[Exercise input]:
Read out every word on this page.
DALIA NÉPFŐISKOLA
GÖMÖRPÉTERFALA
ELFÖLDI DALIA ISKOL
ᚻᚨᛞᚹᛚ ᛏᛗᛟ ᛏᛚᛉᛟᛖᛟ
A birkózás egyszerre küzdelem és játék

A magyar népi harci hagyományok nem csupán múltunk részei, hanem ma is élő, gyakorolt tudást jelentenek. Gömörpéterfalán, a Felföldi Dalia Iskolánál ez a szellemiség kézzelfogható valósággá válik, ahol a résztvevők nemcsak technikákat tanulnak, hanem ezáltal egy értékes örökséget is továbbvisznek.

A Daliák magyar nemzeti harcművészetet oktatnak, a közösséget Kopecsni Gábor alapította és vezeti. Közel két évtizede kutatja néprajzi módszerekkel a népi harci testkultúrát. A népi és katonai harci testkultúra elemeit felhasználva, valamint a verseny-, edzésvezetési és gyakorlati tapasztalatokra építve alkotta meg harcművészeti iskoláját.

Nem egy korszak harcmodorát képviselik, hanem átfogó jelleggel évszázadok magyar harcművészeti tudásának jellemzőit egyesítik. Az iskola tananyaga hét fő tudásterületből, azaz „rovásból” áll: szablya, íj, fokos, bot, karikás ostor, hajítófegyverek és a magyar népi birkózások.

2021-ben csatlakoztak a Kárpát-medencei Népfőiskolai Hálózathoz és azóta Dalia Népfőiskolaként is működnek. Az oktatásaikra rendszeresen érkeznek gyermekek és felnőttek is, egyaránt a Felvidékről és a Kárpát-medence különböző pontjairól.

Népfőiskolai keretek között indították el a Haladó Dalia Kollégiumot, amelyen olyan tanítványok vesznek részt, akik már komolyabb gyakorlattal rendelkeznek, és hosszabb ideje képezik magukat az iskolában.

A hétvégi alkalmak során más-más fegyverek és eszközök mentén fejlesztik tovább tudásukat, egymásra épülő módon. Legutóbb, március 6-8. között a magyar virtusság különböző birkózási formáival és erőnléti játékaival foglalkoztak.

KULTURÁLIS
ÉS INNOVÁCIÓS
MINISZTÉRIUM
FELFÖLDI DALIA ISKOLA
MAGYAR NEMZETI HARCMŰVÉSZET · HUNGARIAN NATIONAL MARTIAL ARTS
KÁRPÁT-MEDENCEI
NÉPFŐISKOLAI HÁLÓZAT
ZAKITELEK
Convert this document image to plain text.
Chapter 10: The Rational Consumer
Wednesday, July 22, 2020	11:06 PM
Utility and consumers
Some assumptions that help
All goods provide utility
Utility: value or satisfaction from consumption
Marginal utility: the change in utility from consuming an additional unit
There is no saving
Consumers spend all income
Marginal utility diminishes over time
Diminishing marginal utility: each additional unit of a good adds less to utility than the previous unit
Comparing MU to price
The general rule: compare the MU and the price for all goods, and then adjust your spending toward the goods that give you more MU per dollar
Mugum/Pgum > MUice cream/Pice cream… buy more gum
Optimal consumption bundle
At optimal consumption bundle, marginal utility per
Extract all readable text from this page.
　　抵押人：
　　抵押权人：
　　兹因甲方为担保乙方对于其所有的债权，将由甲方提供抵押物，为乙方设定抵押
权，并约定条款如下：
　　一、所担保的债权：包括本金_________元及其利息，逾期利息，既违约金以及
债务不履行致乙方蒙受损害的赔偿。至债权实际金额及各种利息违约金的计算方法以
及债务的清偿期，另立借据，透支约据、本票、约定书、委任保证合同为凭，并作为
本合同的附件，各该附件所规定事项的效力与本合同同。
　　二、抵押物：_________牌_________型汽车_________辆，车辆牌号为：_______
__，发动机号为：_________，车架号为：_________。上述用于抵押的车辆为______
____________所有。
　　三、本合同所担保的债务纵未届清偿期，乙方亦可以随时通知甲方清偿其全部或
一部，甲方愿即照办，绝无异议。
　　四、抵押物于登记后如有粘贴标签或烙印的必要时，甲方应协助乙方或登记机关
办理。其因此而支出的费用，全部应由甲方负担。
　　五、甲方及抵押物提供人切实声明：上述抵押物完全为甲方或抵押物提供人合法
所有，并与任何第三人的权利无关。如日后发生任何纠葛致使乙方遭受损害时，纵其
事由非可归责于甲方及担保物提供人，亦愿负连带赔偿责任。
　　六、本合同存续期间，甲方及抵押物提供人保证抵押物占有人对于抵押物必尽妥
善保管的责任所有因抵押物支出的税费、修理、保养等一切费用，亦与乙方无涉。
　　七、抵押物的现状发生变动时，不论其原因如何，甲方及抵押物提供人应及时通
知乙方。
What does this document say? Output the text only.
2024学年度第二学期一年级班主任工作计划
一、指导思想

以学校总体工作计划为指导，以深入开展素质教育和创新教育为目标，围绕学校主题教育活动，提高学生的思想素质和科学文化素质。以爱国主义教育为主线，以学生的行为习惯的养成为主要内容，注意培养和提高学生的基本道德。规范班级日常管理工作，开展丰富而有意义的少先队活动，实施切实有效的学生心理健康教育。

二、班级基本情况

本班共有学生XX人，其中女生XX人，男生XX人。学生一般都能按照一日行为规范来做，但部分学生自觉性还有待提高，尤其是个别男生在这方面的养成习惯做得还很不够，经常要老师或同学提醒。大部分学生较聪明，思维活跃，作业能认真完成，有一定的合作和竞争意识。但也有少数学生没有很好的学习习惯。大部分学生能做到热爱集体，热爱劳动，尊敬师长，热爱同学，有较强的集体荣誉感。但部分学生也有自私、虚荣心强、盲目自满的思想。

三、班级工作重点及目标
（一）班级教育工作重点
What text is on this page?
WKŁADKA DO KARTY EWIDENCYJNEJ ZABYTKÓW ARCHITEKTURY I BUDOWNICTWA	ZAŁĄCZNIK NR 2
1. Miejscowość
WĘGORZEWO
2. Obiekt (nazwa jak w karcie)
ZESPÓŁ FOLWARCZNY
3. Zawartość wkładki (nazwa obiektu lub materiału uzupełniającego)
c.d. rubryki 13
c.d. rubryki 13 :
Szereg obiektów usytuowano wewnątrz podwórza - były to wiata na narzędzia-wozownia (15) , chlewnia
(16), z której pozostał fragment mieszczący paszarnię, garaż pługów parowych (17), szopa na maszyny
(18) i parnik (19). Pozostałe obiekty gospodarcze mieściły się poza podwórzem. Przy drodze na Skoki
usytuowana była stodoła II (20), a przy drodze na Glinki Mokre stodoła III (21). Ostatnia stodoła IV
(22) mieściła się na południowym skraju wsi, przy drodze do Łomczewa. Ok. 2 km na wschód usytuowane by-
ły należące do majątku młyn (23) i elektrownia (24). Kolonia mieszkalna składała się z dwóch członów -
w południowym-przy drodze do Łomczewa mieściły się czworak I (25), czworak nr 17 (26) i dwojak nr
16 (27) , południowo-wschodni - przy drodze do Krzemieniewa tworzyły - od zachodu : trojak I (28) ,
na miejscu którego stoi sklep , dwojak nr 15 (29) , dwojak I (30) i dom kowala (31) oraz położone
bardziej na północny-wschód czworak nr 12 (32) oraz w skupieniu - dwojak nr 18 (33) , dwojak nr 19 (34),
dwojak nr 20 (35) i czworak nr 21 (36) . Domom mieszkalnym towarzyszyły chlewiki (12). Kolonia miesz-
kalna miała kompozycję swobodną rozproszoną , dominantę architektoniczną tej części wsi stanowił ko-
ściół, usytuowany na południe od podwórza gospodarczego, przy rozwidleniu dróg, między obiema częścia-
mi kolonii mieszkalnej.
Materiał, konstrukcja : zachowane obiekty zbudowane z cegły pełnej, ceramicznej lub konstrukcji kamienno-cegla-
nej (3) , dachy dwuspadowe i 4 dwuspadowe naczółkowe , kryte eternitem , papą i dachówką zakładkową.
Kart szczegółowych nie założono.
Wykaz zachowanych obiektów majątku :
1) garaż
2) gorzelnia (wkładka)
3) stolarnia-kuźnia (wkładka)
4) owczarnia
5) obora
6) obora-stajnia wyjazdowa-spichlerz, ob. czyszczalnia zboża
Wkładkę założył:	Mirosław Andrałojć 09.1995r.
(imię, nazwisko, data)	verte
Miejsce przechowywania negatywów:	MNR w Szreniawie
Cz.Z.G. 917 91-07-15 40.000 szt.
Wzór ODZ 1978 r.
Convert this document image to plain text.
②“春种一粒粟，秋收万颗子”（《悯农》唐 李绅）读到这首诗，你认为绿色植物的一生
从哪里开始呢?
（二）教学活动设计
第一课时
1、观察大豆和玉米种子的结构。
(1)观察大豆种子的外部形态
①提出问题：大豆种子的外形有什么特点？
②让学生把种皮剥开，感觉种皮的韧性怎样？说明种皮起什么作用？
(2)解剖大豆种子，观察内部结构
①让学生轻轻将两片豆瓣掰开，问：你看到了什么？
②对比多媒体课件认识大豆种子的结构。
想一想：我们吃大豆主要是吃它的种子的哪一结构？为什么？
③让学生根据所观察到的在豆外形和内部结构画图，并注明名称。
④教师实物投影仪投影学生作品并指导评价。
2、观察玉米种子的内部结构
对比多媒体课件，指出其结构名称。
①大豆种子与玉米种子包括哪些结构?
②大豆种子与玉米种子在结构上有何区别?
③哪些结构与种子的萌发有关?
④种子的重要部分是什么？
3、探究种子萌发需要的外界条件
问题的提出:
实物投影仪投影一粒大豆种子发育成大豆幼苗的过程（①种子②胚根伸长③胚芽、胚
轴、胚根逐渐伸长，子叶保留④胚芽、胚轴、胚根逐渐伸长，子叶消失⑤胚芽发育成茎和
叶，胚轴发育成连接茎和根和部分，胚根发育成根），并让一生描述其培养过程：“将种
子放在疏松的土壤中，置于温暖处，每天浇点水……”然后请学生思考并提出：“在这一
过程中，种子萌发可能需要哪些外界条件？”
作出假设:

[Your task]: Locate the lines above that hold the word "Łomczewa". Show every one of them.

[Solution]:
(22) mieściła się na południowym skraju wsi, przy drodze do Łomczewa. Ok. 2 km na wschód usytuowane by-
w południowym-przy drodze do Łomczewa mieściły się czworak I (25), czworak nr 17 (26) i dwojak nr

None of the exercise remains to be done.